- Entries with figure data -
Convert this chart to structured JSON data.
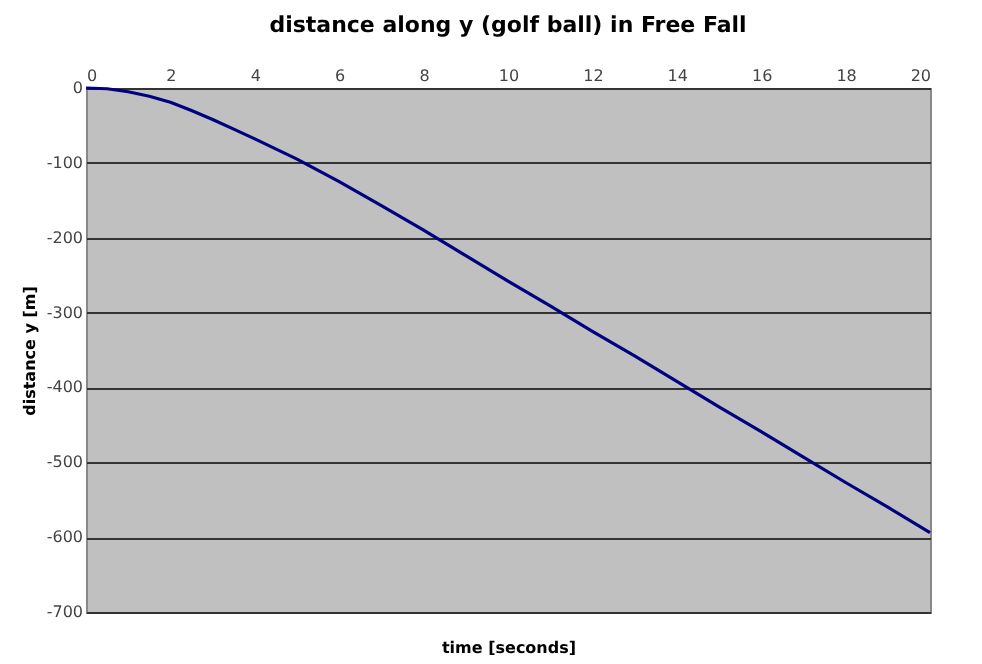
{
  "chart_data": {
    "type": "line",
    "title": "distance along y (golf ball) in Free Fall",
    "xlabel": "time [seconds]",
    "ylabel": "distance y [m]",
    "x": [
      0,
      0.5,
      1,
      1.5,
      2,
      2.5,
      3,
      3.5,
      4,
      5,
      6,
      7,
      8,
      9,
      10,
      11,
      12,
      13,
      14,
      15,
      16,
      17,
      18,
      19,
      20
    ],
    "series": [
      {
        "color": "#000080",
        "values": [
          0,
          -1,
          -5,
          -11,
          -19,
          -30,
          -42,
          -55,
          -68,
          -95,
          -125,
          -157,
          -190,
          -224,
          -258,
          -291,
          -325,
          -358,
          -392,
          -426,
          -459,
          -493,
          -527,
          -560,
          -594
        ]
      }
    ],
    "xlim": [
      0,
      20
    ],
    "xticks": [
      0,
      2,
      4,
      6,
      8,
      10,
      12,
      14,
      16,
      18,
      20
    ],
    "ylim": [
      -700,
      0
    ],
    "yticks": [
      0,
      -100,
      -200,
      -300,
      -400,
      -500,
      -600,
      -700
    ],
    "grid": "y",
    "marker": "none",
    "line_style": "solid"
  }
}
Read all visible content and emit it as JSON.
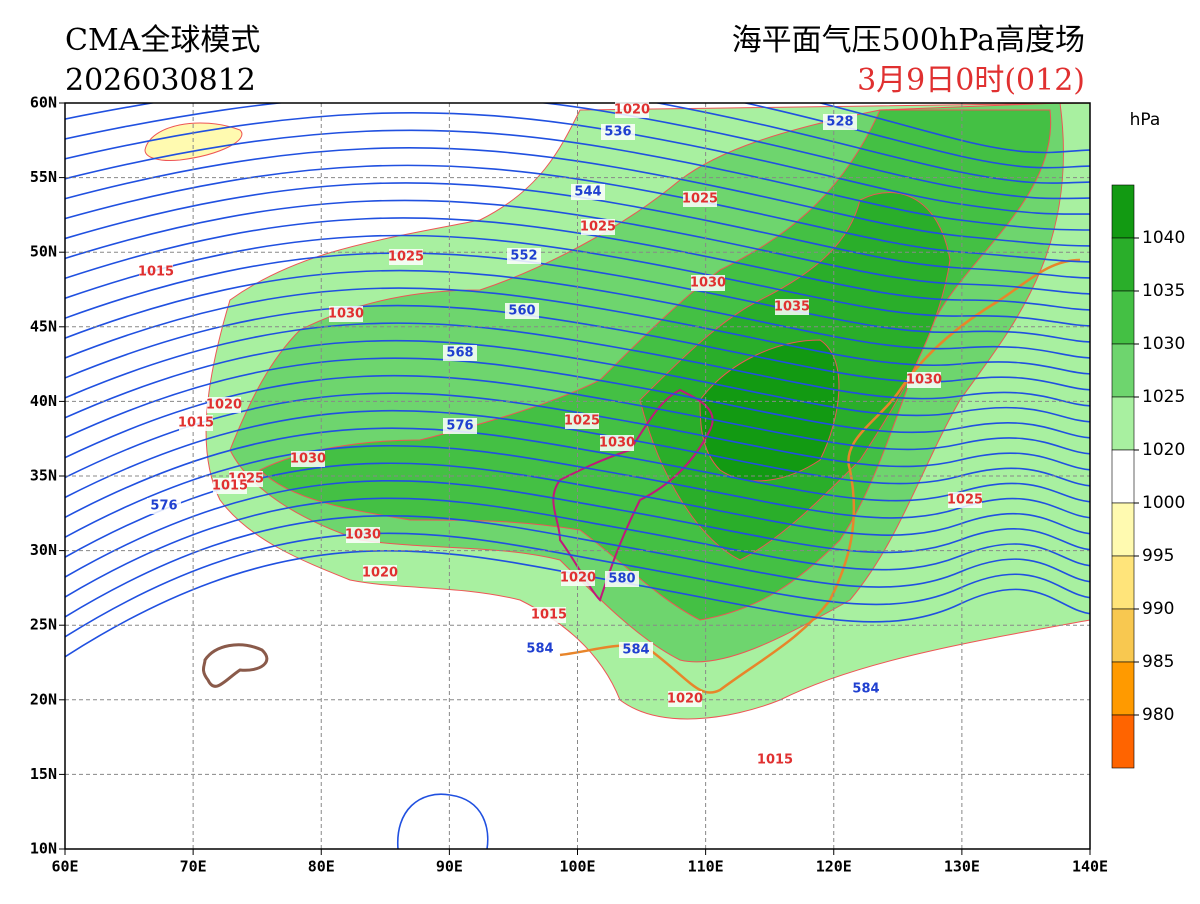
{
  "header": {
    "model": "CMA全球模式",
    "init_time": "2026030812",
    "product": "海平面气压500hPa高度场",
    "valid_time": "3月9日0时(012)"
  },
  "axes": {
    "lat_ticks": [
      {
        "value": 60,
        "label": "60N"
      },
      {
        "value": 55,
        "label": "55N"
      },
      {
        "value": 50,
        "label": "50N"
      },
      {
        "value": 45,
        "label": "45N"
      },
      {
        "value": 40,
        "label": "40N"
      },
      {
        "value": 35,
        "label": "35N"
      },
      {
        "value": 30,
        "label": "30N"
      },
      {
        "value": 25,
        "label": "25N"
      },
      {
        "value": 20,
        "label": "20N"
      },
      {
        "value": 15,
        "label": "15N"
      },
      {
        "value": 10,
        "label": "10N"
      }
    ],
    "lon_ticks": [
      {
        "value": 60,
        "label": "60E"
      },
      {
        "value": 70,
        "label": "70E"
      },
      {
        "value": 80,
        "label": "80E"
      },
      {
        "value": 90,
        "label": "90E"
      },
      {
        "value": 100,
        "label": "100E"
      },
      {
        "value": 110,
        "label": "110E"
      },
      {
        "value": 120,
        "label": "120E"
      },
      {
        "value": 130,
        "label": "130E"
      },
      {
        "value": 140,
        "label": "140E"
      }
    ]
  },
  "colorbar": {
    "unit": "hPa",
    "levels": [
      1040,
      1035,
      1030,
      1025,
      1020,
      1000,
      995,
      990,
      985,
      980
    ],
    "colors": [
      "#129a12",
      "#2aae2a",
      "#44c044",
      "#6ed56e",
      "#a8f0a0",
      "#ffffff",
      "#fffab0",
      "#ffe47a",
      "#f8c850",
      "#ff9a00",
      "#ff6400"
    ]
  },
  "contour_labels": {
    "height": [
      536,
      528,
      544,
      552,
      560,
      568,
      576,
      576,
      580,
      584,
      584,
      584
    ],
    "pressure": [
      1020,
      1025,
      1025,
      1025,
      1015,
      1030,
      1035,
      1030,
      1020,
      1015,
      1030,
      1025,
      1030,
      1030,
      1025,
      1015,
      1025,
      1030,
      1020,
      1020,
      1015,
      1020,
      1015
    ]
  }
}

==

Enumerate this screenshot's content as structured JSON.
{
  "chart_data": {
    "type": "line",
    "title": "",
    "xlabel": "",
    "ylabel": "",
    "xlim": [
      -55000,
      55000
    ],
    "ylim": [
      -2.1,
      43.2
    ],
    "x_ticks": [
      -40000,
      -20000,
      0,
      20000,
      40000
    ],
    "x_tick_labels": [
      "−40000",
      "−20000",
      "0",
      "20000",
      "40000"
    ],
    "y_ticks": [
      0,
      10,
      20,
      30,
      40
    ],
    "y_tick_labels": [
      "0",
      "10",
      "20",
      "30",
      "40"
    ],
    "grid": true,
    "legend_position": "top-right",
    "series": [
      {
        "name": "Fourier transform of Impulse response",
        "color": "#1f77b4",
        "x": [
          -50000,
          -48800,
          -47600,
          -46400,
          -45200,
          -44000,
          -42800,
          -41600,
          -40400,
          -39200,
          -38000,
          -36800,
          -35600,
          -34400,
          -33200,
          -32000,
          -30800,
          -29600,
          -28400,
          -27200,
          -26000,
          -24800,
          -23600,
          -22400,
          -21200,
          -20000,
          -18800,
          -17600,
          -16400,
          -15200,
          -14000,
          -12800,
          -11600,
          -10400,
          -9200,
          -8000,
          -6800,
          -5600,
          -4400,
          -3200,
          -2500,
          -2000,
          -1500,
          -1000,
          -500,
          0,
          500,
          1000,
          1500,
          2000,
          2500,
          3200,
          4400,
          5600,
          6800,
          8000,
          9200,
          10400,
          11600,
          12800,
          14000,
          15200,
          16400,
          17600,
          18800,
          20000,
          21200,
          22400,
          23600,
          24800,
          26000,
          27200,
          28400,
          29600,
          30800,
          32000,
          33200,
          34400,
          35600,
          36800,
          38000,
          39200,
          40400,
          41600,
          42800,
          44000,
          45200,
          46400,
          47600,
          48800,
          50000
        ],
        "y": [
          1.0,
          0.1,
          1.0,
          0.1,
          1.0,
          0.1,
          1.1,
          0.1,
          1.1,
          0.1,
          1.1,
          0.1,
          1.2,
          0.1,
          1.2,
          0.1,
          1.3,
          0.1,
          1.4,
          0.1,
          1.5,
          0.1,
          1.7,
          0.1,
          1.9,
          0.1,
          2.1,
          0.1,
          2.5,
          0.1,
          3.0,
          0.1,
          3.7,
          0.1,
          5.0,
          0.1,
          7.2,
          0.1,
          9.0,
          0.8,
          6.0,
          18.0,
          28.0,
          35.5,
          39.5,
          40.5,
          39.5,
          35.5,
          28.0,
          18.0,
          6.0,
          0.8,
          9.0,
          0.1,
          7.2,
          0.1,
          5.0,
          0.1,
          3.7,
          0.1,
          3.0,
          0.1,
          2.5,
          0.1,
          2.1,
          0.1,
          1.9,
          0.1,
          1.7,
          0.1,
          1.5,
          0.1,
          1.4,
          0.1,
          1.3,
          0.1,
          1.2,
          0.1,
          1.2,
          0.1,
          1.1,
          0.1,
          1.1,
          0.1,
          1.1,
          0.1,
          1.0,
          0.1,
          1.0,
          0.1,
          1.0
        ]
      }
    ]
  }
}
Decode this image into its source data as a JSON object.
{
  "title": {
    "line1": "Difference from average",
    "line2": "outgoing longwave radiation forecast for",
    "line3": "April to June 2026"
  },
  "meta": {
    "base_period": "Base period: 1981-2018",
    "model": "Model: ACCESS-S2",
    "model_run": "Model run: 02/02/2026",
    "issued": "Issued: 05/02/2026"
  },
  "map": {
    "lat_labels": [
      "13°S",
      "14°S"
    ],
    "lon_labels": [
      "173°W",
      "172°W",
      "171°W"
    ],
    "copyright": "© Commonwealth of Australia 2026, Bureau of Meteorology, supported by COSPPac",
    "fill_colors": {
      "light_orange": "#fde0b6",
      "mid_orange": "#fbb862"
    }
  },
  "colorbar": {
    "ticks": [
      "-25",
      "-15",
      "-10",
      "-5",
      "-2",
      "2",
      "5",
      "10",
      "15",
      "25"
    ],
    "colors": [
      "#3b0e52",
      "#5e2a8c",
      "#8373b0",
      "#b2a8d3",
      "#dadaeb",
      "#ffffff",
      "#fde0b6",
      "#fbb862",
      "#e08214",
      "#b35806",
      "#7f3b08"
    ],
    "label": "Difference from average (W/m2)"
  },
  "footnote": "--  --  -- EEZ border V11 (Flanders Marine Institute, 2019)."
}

- WHAT IS NEEDED -
Pick out each line above that includes "average" and show it.

- RESPONSE TO THIS EXERCISE -
    "line1": "Difference from average",
    "label": "Difference from average (W/m2)"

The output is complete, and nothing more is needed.